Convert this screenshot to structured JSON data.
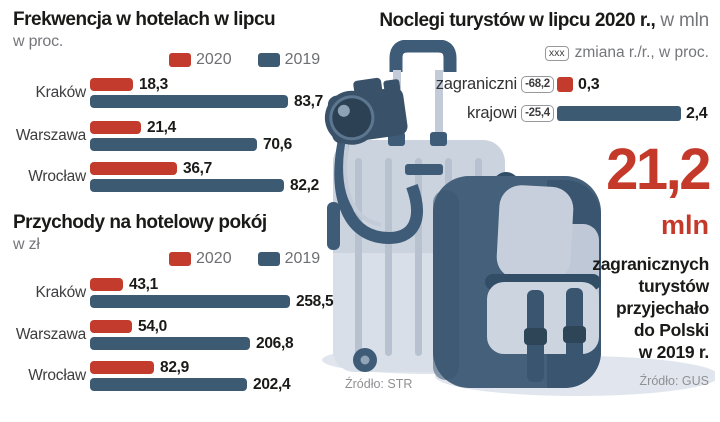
{
  "charts": {
    "occupancy": {
      "title": "Frekwencja w hotelach w lipcu",
      "subtitle": "w proc.",
      "legend": {
        "y2020": "2020",
        "y2019": "2019"
      },
      "rows": [
        {
          "city": "Kraków",
          "v2020": "18,3",
          "v2019": "83,7"
        },
        {
          "city": "Warszawa",
          "v2020": "21,4",
          "v2019": "70,6"
        },
        {
          "city": "Wrocław",
          "v2020": "36,7",
          "v2019": "82,2"
        }
      ]
    },
    "revenue": {
      "title": "Przychody na hotelowy pokój",
      "subtitle": "w zł",
      "legend": {
        "y2020": "2020",
        "y2019": "2019"
      },
      "rows": [
        {
          "city": "Kraków",
          "v2020": "43,1",
          "v2019": "258,5"
        },
        {
          "city": "Warszawa",
          "v2020": "54,0",
          "v2019": "206,8"
        },
        {
          "city": "Wrocław",
          "v2020": "82,9",
          "v2019": "202,4"
        }
      ]
    },
    "nights": {
      "title_bold": "Noclegi turystów w lipcu 2020 r.,",
      "title_light": " w mln",
      "note_box": "xxx",
      "note_text": "zmiana r./r., w proc.",
      "rows": [
        {
          "label": "zagraniczni",
          "change": "-68,2",
          "value": "0,3"
        },
        {
          "label": "krajowi",
          "change": "-25,4",
          "value": "2,4"
        }
      ]
    },
    "stat": {
      "number": "21,2",
      "unit": "mln",
      "lines": [
        "zagranicznych",
        "turystów",
        "przyjechało",
        "do Polski",
        "w 2019 r."
      ]
    }
  },
  "sources": {
    "left": "Źródło: STR",
    "right": "Źródło: GUS"
  },
  "colors": {
    "red_2020": "#c23b2c",
    "blue_2019": "#3d5a73",
    "stat_red": "#c5392b"
  },
  "chart_data": [
    {
      "type": "bar",
      "orientation": "horizontal",
      "title": "Frekwencja w hotelach w lipcu",
      "unit": "proc.",
      "categories": [
        "Kraków",
        "Warszawa",
        "Wrocław"
      ],
      "series": [
        {
          "name": "2020",
          "values": [
            18.3,
            21.4,
            36.7
          ]
        },
        {
          "name": "2019",
          "values": [
            83.7,
            70.6,
            82.2
          ]
        }
      ],
      "xlim": [
        0,
        90
      ],
      "grid": false,
      "legend_position": "top"
    },
    {
      "type": "bar",
      "orientation": "horizontal",
      "title": "Przychody na hotelowy pokój",
      "unit": "zł",
      "categories": [
        "Kraków",
        "Warszawa",
        "Wrocław"
      ],
      "series": [
        {
          "name": "2020",
          "values": [
            43.1,
            54.0,
            82.9
          ]
        },
        {
          "name": "2019",
          "values": [
            258.5,
            206.8,
            202.4
          ]
        }
      ],
      "xlim": [
        0,
        280
      ],
      "grid": false,
      "legend_position": "top"
    },
    {
      "type": "bar",
      "orientation": "horizontal",
      "title": "Noclegi turystów w lipcu 2020 r.",
      "unit": "mln",
      "categories": [
        "zagraniczni",
        "krajowi"
      ],
      "values": [
        0.3,
        2.4
      ],
      "change_yoy_pct": [
        -68.2,
        -25.4
      ],
      "xlim": [
        0,
        2.6
      ],
      "grid": false,
      "annotation": "21,2 mln zagranicznych turystów przyjechało do Polski w 2019 r."
    }
  ]
}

################

WRITTEN EXERCISE:
Filter the data, keeping only the lines that contain "zagranicznych".

SOLUTION FOR THIS PROBLEM:
        "zagranicznych",
      "annotation": "21,2 mln zagranicznych turystów przyjechało do Polski w 2019 r."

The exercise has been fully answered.